# START OF GIVEN DATA

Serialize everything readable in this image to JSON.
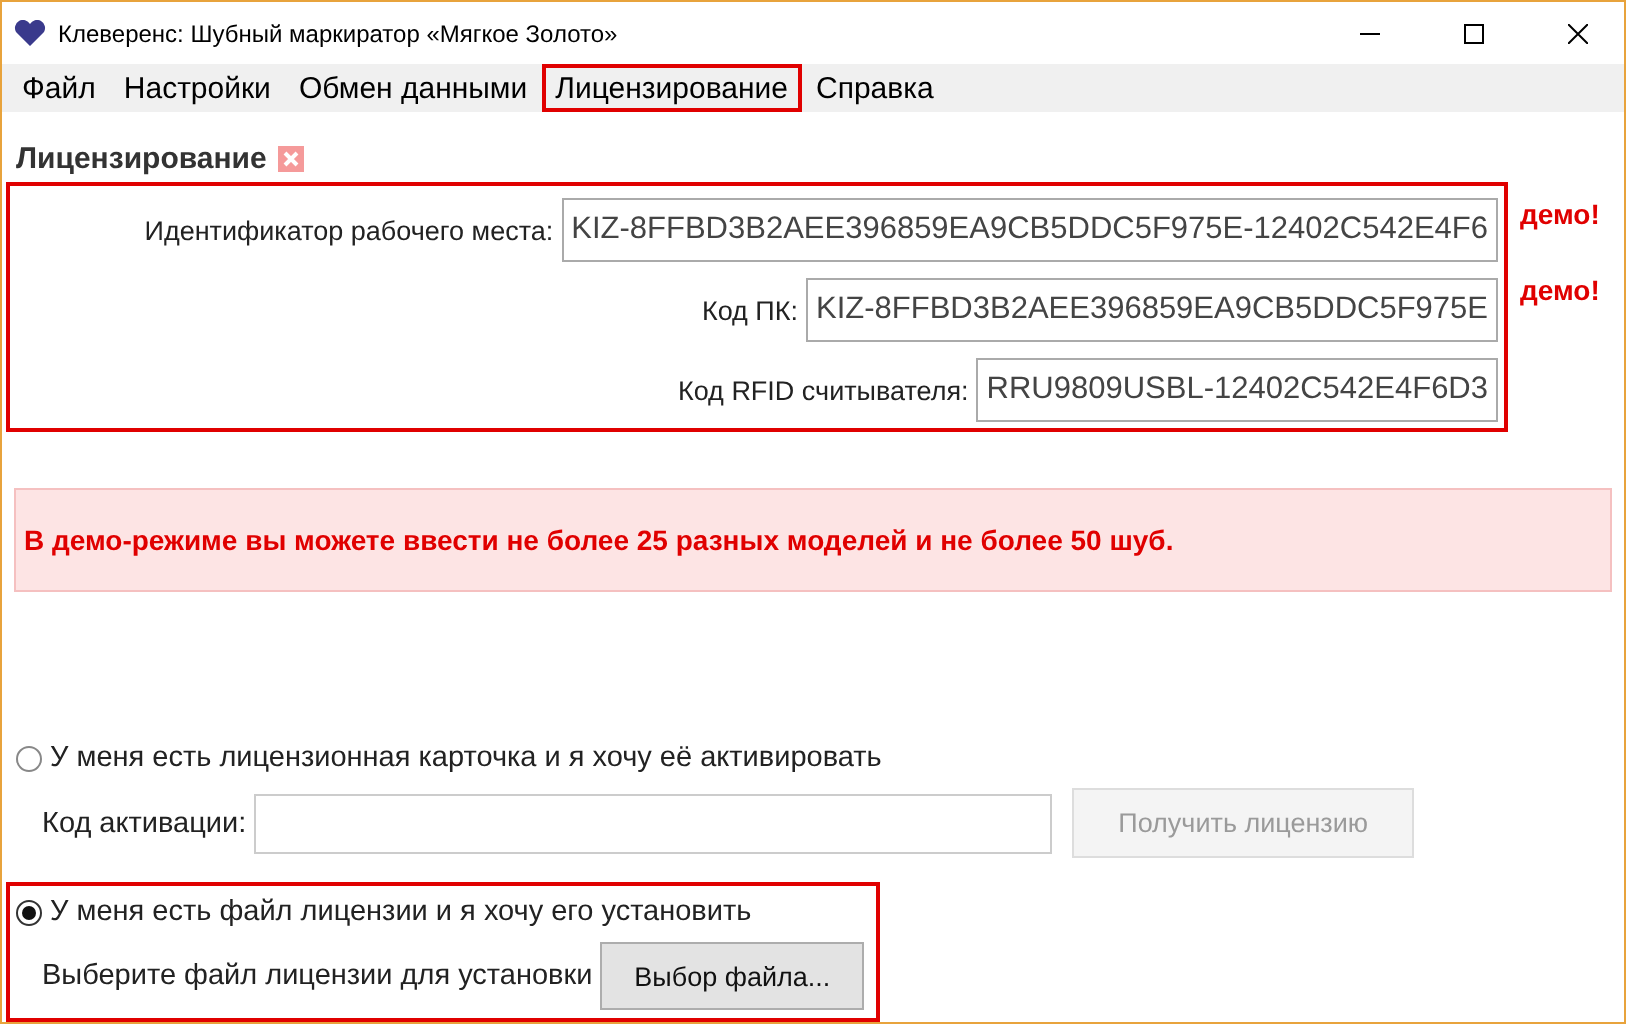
{
  "window": {
    "title": "Клеверенс: Шубный маркиратор «Мягкое Золото»"
  },
  "menu": [
    {
      "label": "Файл",
      "selected": false
    },
    {
      "label": "Настройки",
      "selected": false
    },
    {
      "label": "Обмен данными",
      "selected": false
    },
    {
      "label": "Лицензирование",
      "selected": true
    },
    {
      "label": "Справка",
      "selected": false
    }
  ],
  "section": {
    "title": "Лицензирование"
  },
  "ids": [
    {
      "label": "Идентификатор рабочего места:",
      "value": "KIZ-8FFBD3B2AEE396859EA9CB5DDC5F975E-12402C542E4F6",
      "note": "демо!"
    },
    {
      "label": "Код ПК:",
      "value": "KIZ-8FFBD3B2AEE396859EA9CB5DDC5F975E",
      "note": "демо!"
    },
    {
      "label": "Код RFID считывателя:",
      "value": "RRU9809USBL-12402C542E4F6D3"
    }
  ],
  "alert": "В демо-режиме вы можете ввести не более 25 разных моделей и не более 50 шуб.",
  "options": [
    {
      "label": "У меня есть лицензионная карточка и я хочу её активировать",
      "selected": false,
      "kind": "code",
      "field_label": "Код активации:",
      "button": "Получить лицензию",
      "button_disabled": true
    },
    {
      "label": "У меня есть файл лицензии и я хочу его установить",
      "selected": true,
      "kind": "file",
      "field_label": "Выберите файл лицензии для установки",
      "button": "Выбор файла...",
      "button_disabled": false
    }
  ]
}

# END OF GIVEN DATA

EXERCISE DETAILS
Write out each entry exactly as given, omitting any picture.

REPLY
Serialize everything readable in this image to JSON.
{
  "window": {
    "title": "Клеверенс: Шубный маркиратор «Мягкое Золото»"
  },
  "menu": [
    {
      "label": "Файл",
      "selected": false
    },
    {
      "label": "Настройки",
      "selected": false
    },
    {
      "label": "Обмен данными",
      "selected": false
    },
    {
      "label": "Лицензирование",
      "selected": true
    },
    {
      "label": "Справка",
      "selected": false
    }
  ],
  "section": {
    "title": "Лицензирование"
  },
  "ids": [
    {
      "label": "Идентификатор рабочего места:",
      "value": "KIZ-8FFBD3B2AEE396859EA9CB5DDC5F975E-12402C542E4F6",
      "note": "демо!"
    },
    {
      "label": "Код ПК:",
      "value": "KIZ-8FFBD3B2AEE396859EA9CB5DDC5F975E",
      "note": "демо!"
    },
    {
      "label": "Код RFID считывателя:",
      "value": "RRU9809USBL-12402C542E4F6D3"
    }
  ],
  "alert": "В демо-режиме вы можете ввести не более 25 разных моделей и не более 50 шуб.",
  "options": [
    {
      "label": "У меня есть лицензионная карточка и я хочу её активировать",
      "selected": false,
      "kind": "code",
      "field_label": "Код активации:",
      "button": "Получить лицензию",
      "button_disabled": true
    },
    {
      "label": "У меня есть файл лицензии и я хочу его установить",
      "selected": true,
      "kind": "file",
      "field_label": "Выберите файл лицензии для установки",
      "button": "Выбор файла...",
      "button_disabled": false
    }
  ]
}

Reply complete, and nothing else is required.